Stored data:
• • • • • • •

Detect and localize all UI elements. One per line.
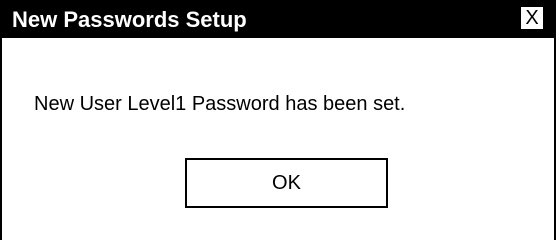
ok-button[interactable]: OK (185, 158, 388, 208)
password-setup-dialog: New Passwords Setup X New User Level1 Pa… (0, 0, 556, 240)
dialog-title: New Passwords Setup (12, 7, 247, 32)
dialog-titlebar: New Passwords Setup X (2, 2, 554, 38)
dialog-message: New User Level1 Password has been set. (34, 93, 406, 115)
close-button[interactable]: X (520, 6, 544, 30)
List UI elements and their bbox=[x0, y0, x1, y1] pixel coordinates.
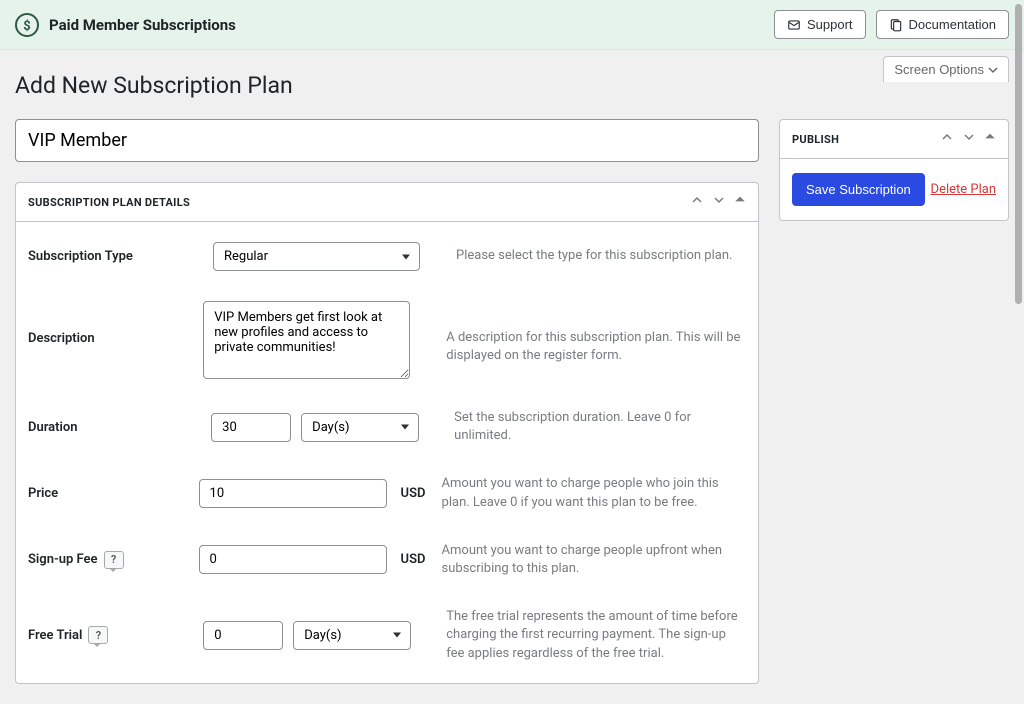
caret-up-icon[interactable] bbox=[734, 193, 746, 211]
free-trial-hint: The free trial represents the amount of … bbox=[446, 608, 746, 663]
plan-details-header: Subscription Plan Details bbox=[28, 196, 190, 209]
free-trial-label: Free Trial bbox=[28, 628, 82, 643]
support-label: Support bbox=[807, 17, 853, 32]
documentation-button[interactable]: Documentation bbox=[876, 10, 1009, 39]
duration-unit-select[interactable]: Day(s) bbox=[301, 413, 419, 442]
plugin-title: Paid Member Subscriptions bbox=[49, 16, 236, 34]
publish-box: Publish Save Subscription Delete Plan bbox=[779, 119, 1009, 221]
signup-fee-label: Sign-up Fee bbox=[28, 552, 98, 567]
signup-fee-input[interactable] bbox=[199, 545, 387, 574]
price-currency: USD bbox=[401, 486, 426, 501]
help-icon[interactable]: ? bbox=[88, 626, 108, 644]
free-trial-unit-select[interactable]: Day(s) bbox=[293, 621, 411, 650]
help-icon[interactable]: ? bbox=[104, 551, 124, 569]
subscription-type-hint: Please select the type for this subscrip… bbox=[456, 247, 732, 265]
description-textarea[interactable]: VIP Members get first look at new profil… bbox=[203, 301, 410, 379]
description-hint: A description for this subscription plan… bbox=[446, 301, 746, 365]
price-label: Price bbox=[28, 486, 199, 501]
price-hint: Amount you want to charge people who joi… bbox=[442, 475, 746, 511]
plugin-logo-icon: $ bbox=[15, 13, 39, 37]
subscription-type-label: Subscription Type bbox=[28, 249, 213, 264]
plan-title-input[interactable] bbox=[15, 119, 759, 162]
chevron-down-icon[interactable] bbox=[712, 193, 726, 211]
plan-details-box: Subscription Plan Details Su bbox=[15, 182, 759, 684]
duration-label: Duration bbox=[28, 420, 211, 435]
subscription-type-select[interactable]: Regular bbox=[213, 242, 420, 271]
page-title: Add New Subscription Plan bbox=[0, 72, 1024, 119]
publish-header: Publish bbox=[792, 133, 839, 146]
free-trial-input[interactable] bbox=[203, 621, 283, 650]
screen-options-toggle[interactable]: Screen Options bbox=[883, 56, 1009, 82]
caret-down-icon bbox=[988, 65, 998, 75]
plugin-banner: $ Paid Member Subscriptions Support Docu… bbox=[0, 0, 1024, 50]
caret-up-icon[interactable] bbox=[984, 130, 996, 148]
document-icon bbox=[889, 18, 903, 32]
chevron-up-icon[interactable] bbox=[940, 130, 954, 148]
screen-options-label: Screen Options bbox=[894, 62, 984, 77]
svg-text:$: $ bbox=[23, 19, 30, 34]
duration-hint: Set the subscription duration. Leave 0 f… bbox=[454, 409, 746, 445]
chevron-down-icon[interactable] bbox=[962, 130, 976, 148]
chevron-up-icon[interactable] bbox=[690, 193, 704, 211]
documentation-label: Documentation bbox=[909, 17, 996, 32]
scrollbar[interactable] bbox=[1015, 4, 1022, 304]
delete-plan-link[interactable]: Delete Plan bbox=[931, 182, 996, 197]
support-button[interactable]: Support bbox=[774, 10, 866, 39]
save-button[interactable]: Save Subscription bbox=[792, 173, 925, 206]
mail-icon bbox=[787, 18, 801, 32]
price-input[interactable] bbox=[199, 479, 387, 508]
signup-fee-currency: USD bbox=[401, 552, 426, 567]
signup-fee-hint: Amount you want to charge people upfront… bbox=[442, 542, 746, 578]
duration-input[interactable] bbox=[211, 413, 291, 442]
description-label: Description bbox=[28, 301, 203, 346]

• • • • • • •

__WRITTEN TASK__
Rewrite all of the material above as a Markdown table with two columns, "Row" and "Line." Give each non-blank line its own row and number the rows in order, leaving the pictures out.

__RESPONSE FOR THIS EXERCISE__
| Row | Line |
|---|---|
| 1 | Detect and localize all UI elements. One per line. |
| 2 | ok-button[interactable]: OK (185, 158, 388, 208) |
| 3 | password-setup-dialog: New Passwords Setup X New User Level1 Pa… (0, 0, 556, 240) |
| 4 | dialog-title: New Passwords Setup (12, 7, 247, 32) |
| 5 | dialog-titlebar: New Passwords Setup X (2, 2, 554, 38) |
| 6 | dialog-message: New User Level1 Password has been set. (34, 93, 406, 115) |
| 7 | close-button[interactable]: X (520, 6, 544, 30) |
| 8 | List UI elements and their bbox=[x0, y0, x1, y1] pixel coordinates. |
| 9 | caret-up-icon[interactable] bbox=[734, 193, 746, 211] |
| 10 | free-trial-hint: The free trial represents the amount of … bbox=[446, 608, 746, 663] |
| 11 | plan-details-header: Subscription Plan Details bbox=[28, 196, 190, 209] |
| 12 | free-trial-label: Free Trial bbox=[28, 628, 82, 643] |
| 13 | support-label: Support bbox=[807, 17, 853, 32] |
| 14 | documentation-button[interactable]: Documentation bbox=[876, 10, 1009, 39] |
| 15 | duration-unit-select[interactable]: Day(s) bbox=[301, 413, 419, 442] |
| 16 | plugin-title: Paid Member Subscriptions bbox=[49, 16, 236, 34] |
| 17 | publish-box: Publish Save Subscription Delete Plan bbox=[779, 119, 1009, 221] |
| 18 | signup-fee-label: Sign-up Fee bbox=[28, 552, 98, 567] |
| 19 | signup-fee-input[interactable] bbox=[199, 545, 387, 574] |
| 20 | price-currency: USD bbox=[401, 486, 426, 501] |
| 21 | help-icon[interactable]: ? bbox=[88, 626, 108, 644] |
| 22 | free-trial-unit-select[interactable]: Day(s) bbox=[293, 621, 411, 650] |
| 23 | help-icon[interactable]: ? bbox=[104, 551, 124, 569] |
| 24 | subscription-type-hint: Please select the type for this subscrip… bbox=[456, 247, 732, 265] |
| 25 | description-textarea[interactable]: VIP Members get first look at new profil… bbox=[203, 301, 410, 379] |
| 26 | description-hint: A description for this subscription plan… bbox=[446, 301, 746, 365] |
| 27 | price-label: Price bbox=[28, 486, 199, 501] |
| 28 | price-hint: Amount you want to charge people who joi… bbox=[442, 475, 746, 511] |
| 29 | plugin-logo-icon: $ bbox=[15, 13, 39, 37] |
| 30 | subscription-type-label: Subscription Type bbox=[28, 249, 213, 264] |
| 31 | plan-title-input[interactable] bbox=[15, 119, 759, 162] |
| 32 | chevron-down-icon[interactable] bbox=[712, 193, 726, 211] |
| 33 | plan-details-box: Subscription Plan Details Su bbox=[15, 182, 759, 684] |
| 34 | duration-label: Duration bbox=[28, 420, 211, 435] |
| 35 | subscription-type-select[interactable]: Regular bbox=[213, 242, 420, 271] |
| 36 | page-title: Add New Subscription Plan bbox=[0, 72, 1024, 119] |
| 37 | publish-header: Publish bbox=[792, 133, 839, 146] |
| 38 | free-trial-input[interactable] bbox=[203, 621, 283, 650] |
| 39 | screen-options-toggle[interactable]: Screen Options bbox=[883, 56, 1009, 82] |
| 40 | caret-down-icon bbox=[988, 65, 998, 75] |
| 41 | plugin-banner: $ Paid Member Subscriptions Support Docu… bbox=[0, 0, 1024, 50] |
| 42 | caret-up-icon[interactable] bbox=[984, 130, 996, 148] |
| 43 | document-icon bbox=[889, 18, 903, 32] |
| 44 | chevron-up-icon[interactable] bbox=[940, 130, 954, 148] |
| 45 | screen-options-label: Screen Options bbox=[894, 62, 984, 77] |
| 46 | svg-text:$: $ bbox=[23, 19, 30, 34] |
| 47 | duration-hint: Set the subscription duration. Leave 0 f… bbox=[454, 409, 746, 445] |
| 48 | chevron-down-icon[interactable] bbox=[962, 130, 976, 148] |
| 49 | chevron-up-icon[interactable] bbox=[690, 193, 704, 211] |
| 50 | documentation-label: Documentation bbox=[909, 17, 996, 32] |
| 51 | scrollbar[interactable] bbox=[1015, 4, 1022, 304] |
| 52 | delete-plan-link[interactable]: Delete Plan bbox=[931, 182, 996, 197] |
| 53 | support-button[interactable]: Support bbox=[774, 10, 866, 39] |
| 54 | save-button[interactable]: Save Subscription bbox=[792, 173, 925, 206] |
| 55 | mail-icon bbox=[787, 18, 801, 32] |
| 56 | price-input[interactable] bbox=[199, 479, 387, 508] |
| 57 | signup-fee-currency: USD bbox=[401, 552, 426, 567] |
| 58 | signup-fee-hint: Amount you want to charge people upfront… bbox=[442, 542, 746, 578] |
| 59 | duration-input[interactable] bbox=[211, 413, 291, 442] |
| 60 | description-label: Description bbox=[28, 301, 203, 346] |